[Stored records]
* START *

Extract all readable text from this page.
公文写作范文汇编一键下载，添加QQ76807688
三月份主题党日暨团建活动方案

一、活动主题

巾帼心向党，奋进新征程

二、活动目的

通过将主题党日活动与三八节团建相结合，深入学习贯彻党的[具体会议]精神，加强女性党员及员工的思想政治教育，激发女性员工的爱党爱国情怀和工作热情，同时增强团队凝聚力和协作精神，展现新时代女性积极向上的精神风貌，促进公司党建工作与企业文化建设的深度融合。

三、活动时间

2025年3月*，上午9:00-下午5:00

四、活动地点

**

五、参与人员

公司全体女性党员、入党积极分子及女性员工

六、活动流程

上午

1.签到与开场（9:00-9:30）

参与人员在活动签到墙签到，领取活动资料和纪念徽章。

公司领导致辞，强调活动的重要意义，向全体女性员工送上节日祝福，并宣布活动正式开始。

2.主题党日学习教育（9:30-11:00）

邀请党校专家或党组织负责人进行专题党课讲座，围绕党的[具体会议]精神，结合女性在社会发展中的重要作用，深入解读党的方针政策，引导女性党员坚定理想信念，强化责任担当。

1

* END *

TASK: Transcribe all lines as written.

TASK SOLUTION:
Extract all readable text from this page.
公文写作范文汇编一键下载，添加QQ76807688
三月份主题党日暨团建活动方案

一、活动主题

巾帼心向党，奋进新征程

二、活动目的

通过将主题党日活动与三八节团建相结合，深入学习贯彻党的[具体会议]精神，加强女性党员及员工的思想政治教育，激发女性员工的爱党爱国情怀和工作热情，同时增强团队凝聚力和协作精神，展现新时代女性积极向上的精神风貌，促进公司党建工作与企业文化建设的深度融合。

三、活动时间

2025年3月*，上午9:00-下午5:00

四、活动地点

**

五、参与人员

公司全体女性党员、入党积极分子及女性员工

六、活动流程

上午

1.签到与开场（9:00-9:30）

参与人员在活动签到墙签到，领取活动资料和纪念徽章。

公司领导致辞，强调活动的重要意义，向全体女性员工送上节日祝福，并宣布活动正式开始。

2.主题党日学习教育（9:30-11:00）

邀请党校专家或党组织负责人进行专题党课讲座，围绕党的[具体会议]精神，结合女性在社会发展中的重要作用，深入解读党的方针政策，引导女性党员坚定理想信念，强化责任担当。

1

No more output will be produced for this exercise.